## THE TASK:
Retype the data below without altering anything.

Collected data:

◇ ◇ ◇ ◇ ◇

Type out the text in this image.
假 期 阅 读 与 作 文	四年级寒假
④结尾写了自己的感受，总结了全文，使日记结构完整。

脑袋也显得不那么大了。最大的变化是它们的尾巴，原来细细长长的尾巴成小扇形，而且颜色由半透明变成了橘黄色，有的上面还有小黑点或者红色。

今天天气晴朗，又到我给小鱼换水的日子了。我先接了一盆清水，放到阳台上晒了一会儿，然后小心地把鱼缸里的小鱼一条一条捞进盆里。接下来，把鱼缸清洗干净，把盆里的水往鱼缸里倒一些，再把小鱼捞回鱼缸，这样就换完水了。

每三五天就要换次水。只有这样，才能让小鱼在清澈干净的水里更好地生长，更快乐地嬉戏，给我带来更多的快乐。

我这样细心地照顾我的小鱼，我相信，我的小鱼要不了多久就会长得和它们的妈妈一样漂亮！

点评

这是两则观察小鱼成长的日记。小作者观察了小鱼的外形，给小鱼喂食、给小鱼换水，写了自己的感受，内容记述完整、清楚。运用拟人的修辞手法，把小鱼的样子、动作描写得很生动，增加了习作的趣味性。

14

◇ ◇ ◇ ◇ ◇

## TASK RESULT:
Type out the text in this image.
假 期 阅 读 与 作 文	四年级寒假
④结尾写了自己的感受，总结了全文，使日记结构完整。

脑袋也显得不那么大了。最大的变化是它们的尾巴，原来细细长长的尾巴成小扇形，而且颜色由半透明变成了橘黄色，有的上面还有小黑点或者红色。

今天天气晴朗，又到我给小鱼换水的日子了。我先接了一盆清水，放到阳台上晒了一会儿，然后小心地把鱼缸里的小鱼一条一条捞进盆里。接下来，把鱼缸清洗干净，把盆里的水往鱼缸里倒一些，再把小鱼捞回鱼缸，这样就换完水了。

每三五天就要换次水。只有这样，才能让小鱼在清澈干净的水里更好地生长，更快乐地嬉戏，给我带来更多的快乐。

我这样细心地照顾我的小鱼，我相信，我的小鱼要不了多久就会长得和它们的妈妈一样漂亮！

点评

这是两则观察小鱼成长的日记。小作者观察了小鱼的外形，给小鱼喂食、给小鱼换水，写了自己的感受，内容记述完整、清楚。运用拟人的修辞手法，把小鱼的样子、动作描写得很生动，增加了习作的趣味性。

14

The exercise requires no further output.